## Supplied records

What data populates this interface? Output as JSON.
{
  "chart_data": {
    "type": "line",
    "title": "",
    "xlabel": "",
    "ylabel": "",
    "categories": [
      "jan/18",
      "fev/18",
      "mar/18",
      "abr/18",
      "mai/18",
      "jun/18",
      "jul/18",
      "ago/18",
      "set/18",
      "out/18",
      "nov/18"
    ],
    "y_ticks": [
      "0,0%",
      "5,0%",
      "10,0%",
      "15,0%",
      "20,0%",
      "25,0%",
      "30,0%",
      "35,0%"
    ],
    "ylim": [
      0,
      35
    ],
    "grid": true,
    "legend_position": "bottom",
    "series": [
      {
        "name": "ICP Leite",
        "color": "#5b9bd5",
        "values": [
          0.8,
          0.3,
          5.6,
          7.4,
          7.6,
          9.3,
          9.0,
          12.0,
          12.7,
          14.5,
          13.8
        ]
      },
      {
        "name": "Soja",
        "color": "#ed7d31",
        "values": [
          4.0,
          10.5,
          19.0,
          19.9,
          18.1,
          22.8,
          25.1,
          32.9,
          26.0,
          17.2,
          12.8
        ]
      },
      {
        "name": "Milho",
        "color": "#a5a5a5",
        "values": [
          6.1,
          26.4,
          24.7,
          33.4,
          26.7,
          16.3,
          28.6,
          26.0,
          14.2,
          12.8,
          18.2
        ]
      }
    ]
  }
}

## Exercise requirements
Print the material above once more, exactly.

## Exercise output
What data populates this interface? Output as JSON.
{
  "chart_data": {
    "type": "line",
    "title": "",
    "xlabel": "",
    "ylabel": "",
    "categories": [
      "jan/18",
      "fev/18",
      "mar/18",
      "abr/18",
      "mai/18",
      "jun/18",
      "jul/18",
      "ago/18",
      "set/18",
      "out/18",
      "nov/18"
    ],
    "y_ticks": [
      "0,0%",
      "5,0%",
      "10,0%",
      "15,0%",
      "20,0%",
      "25,0%",
      "30,0%",
      "35,0%"
    ],
    "ylim": [
      0,
      35
    ],
    "grid": true,
    "legend_position": "bottom",
    "series": [
      {
        "name": "ICP Leite",
        "color": "#5b9bd5",
        "values": [
          0.8,
          0.3,
          5.6,
          7.4,
          7.6,
          9.3,
          9.0,
          12.0,
          12.7,
          14.5,
          13.8
        ]
      },
      {
        "name": "Soja",
        "color": "#ed7d31",
        "values": [
          4.0,
          10.5,
          19.0,
          19.9,
          18.1,
          22.8,
          25.1,
          32.9,
          26.0,
          17.2,
          12.8
        ]
      },
      {
        "name": "Milho",
        "color": "#a5a5a5",
        "values": [
          6.1,
          26.4,
          24.7,
          33.4,
          26.7,
          16.3,
          28.6,
          26.0,
          14.2,
          12.8,
          18.2
        ]
      }
    ]
  }
}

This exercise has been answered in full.